▸ Prompt:
The entire listing is to be repeated verbatim.

▸ Extracted entries:
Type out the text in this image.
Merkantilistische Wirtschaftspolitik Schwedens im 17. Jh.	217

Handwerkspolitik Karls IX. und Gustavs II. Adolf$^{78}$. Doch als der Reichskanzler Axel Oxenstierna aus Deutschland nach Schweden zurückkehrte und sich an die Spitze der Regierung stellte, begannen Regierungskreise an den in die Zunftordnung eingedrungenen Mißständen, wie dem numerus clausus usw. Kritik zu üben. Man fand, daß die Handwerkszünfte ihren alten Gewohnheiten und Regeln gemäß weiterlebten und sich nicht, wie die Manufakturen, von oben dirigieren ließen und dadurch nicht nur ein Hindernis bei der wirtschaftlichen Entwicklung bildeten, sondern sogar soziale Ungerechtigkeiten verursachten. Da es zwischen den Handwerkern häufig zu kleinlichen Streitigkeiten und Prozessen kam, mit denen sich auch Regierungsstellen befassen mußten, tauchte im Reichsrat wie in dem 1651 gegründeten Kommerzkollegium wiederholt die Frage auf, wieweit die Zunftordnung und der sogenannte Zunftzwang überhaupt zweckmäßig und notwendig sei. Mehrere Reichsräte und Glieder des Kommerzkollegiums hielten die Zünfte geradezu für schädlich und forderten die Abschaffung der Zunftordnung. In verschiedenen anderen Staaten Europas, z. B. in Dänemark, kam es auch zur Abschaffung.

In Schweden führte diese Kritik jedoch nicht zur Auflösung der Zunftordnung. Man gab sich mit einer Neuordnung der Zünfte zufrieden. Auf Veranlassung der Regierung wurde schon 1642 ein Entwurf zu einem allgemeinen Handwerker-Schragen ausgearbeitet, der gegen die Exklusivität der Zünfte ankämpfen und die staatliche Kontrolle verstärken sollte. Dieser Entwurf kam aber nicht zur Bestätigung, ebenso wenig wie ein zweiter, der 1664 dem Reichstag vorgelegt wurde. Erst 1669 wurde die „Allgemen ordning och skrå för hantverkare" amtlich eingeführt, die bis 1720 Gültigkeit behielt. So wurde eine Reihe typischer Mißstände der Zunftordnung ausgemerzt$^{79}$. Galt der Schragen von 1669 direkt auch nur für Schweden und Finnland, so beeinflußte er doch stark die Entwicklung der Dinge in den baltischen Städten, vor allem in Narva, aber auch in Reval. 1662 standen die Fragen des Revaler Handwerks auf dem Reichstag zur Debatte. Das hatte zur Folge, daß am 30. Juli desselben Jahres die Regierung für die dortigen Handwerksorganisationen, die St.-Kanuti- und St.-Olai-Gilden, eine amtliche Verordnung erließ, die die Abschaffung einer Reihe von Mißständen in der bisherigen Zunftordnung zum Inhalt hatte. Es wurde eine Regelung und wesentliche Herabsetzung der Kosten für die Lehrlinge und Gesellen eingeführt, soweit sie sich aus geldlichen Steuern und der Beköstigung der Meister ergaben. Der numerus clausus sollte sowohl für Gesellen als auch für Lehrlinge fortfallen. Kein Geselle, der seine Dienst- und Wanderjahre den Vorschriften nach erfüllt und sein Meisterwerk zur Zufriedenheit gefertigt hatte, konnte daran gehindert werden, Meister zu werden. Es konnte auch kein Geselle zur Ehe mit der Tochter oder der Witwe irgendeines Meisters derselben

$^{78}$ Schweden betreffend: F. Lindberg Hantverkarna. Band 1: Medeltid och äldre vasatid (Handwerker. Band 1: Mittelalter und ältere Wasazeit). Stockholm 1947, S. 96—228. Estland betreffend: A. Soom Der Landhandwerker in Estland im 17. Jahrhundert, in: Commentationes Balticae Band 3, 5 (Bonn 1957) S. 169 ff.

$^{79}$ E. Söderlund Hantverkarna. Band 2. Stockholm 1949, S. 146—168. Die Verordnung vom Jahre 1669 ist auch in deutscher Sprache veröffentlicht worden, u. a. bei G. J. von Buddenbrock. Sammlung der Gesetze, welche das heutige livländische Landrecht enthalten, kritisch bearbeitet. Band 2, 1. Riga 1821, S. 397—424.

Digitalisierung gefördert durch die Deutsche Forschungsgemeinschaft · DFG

▸ Response to this task:
Type out the text in this image.
Merkantilistische Wirtschaftspolitik Schwedens im 17. Jh.	217

Handwerkspolitik Karls IX. und Gustavs II. Adolf$^{78}$. Doch als der Reichskanzler Axel Oxenstierna aus Deutschland nach Schweden zurückkehrte und sich an die Spitze der Regierung stellte, begannen Regierungskreise an den in die Zunftordnung eingedrungenen Mißständen, wie dem numerus clausus usw. Kritik zu üben. Man fand, daß die Handwerkszünfte ihren alten Gewohnheiten und Regeln gemäß weiterlebten und sich nicht, wie die Manufakturen, von oben dirigieren ließen und dadurch nicht nur ein Hindernis bei der wirtschaftlichen Entwicklung bildeten, sondern sogar soziale Ungerechtigkeiten verursachten. Da es zwischen den Handwerkern häufig zu kleinlichen Streitigkeiten und Prozessen kam, mit denen sich auch Regierungsstellen befassen mußten, tauchte im Reichsrat wie in dem 1651 gegründeten Kommerzkollegium wiederholt die Frage auf, wieweit die Zunftordnung und der sogenannte Zunftzwang überhaupt zweckmäßig und notwendig sei. Mehrere Reichsräte und Glieder des Kommerzkollegiums hielten die Zünfte geradezu für schädlich und forderten die Abschaffung der Zunftordnung. In verschiedenen anderen Staaten Europas, z. B. in Dänemark, kam es auch zur Abschaffung.

In Schweden führte diese Kritik jedoch nicht zur Auflösung der Zunftordnung. Man gab sich mit einer Neuordnung der Zünfte zufrieden. Auf Veranlassung der Regierung wurde schon 1642 ein Entwurf zu einem allgemeinen Handwerker-Schragen ausgearbeitet, der gegen die Exklusivität der Zünfte ankämpfen und die staatliche Kontrolle verstärken sollte. Dieser Entwurf kam aber nicht zur Bestätigung, ebenso wenig wie ein zweiter, der 1664 dem Reichstag vorgelegt wurde. Erst 1669 wurde die „Allgemen ordning och skrå för hantverkare" amtlich eingeführt, die bis 1720 Gültigkeit behielt. So wurde eine Reihe typischer Mißstände der Zunftordnung ausgemerzt$^{79}$. Galt der Schragen von 1669 direkt auch nur für Schweden und Finnland, so beeinflußte er doch stark die Entwicklung der Dinge in den baltischen Städten, vor allem in Narva, aber auch in Reval. 1662 standen die Fragen des Revaler Handwerks auf dem Reichstag zur Debatte. Das hatte zur Folge, daß am 30. Juli desselben Jahres die Regierung für die dortigen Handwerksorganisationen, die St.-Kanuti- und St.-Olai-Gilden, eine amtliche Verordnung erließ, die die Abschaffung einer Reihe von Mißständen in der bisherigen Zunftordnung zum Inhalt hatte. Es wurde eine Regelung und wesentliche Herabsetzung der Kosten für die Lehrlinge und Gesellen eingeführt, soweit sie sich aus geldlichen Steuern und der Beköstigung der Meister ergaben. Der numerus clausus sollte sowohl für Gesellen als auch für Lehrlinge fortfallen. Kein Geselle, der seine Dienst- und Wanderjahre den Vorschriften nach erfüllt und sein Meisterwerk zur Zufriedenheit gefertigt hatte, konnte daran gehindert werden, Meister zu werden. Es konnte auch kein Geselle zur Ehe mit der Tochter oder der Witwe irgendeines Meisters derselben

$^{78}$ Schweden betreffend: F. Lindberg Hantverkarna. Band 1: Medeltid och äldre vasatid (Handwerker. Band 1: Mittelalter und ältere Wasazeit). Stockholm 1947, S. 96—228. Estland betreffend: A. Soom Der Landhandwerker in Estland im 17. Jahrhundert, in: Commentationes Balticae Band 3, 5 (Bonn 1957) S. 169 ff.

$^{79}$ E. Söderlund Hantverkarna. Band 2. Stockholm 1949, S. 146—168. Die Verordnung vom Jahre 1669 ist auch in deutscher Sprache veröffentlicht worden, u. a. bei G. J. von Buddenbrock. Sammlung der Gesetze, welche das heutige livländische Landrecht enthalten, kritisch bearbeitet. Band 2, 1. Riga 1821, S. 397—424.

Digitalisierung gefördert durch die Deutsche Forschungsgemeinschaft · DFG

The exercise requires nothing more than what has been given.